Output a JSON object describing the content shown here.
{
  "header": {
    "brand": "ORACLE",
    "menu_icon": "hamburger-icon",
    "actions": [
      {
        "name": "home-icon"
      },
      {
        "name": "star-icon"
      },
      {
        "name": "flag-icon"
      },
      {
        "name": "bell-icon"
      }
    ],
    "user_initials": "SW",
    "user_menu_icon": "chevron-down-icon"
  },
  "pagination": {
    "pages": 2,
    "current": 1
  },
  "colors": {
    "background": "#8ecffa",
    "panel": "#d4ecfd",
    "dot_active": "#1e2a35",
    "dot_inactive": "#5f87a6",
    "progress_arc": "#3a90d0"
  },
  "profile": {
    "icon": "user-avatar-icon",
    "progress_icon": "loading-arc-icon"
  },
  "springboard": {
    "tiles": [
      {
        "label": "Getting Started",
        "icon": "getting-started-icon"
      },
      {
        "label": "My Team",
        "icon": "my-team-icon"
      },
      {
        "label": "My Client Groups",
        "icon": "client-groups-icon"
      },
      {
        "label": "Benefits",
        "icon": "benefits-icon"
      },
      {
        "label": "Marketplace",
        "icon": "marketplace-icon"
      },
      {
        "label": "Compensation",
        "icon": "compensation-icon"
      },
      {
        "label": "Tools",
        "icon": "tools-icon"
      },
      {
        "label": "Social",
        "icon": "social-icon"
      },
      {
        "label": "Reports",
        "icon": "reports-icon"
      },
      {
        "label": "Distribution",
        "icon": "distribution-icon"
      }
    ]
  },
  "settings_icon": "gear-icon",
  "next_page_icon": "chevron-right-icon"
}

* **Task requirements**
Return all of the entries exactly as they were supplied.

* **Finished exercise**
Output a JSON object describing the content shown here.
{
  "header": {
    "brand": "ORACLE",
    "menu_icon": "hamburger-icon",
    "actions": [
      {
        "name": "home-icon"
      },
      {
        "name": "star-icon"
      },
      {
        "name": "flag-icon"
      },
      {
        "name": "bell-icon"
      }
    ],
    "user_initials": "SW",
    "user_menu_icon": "chevron-down-icon"
  },
  "pagination": {
    "pages": 2,
    "current": 1
  },
  "colors": {
    "background": "#8ecffa",
    "panel": "#d4ecfd",
    "dot_active": "#1e2a35",
    "dot_inactive": "#5f87a6",
    "progress_arc": "#3a90d0"
  },
  "profile": {
    "icon": "user-avatar-icon",
    "progress_icon": "loading-arc-icon"
  },
  "springboard": {
    "tiles": [
      {
        "label": "Getting Started",
        "icon": "getting-started-icon"
      },
      {
        "label": "My Team",
        "icon": "my-team-icon"
      },
      {
        "label": "My Client Groups",
        "icon": "client-groups-icon"
      },
      {
        "label": "Benefits",
        "icon": "benefits-icon"
      },
      {
        "label": "Marketplace",
        "icon": "marketplace-icon"
      },
      {
        "label": "Compensation",
        "icon": "compensation-icon"
      },
      {
        "label": "Tools",
        "icon": "tools-icon"
      },
      {
        "label": "Social",
        "icon": "social-icon"
      },
      {
        "label": "Reports",
        "icon": "reports-icon"
      },
      {
        "label": "Distribution",
        "icon": "distribution-icon"
      }
    ]
  },
  "settings_icon": "gear-icon",
  "next_page_icon": "chevron-right-icon"
}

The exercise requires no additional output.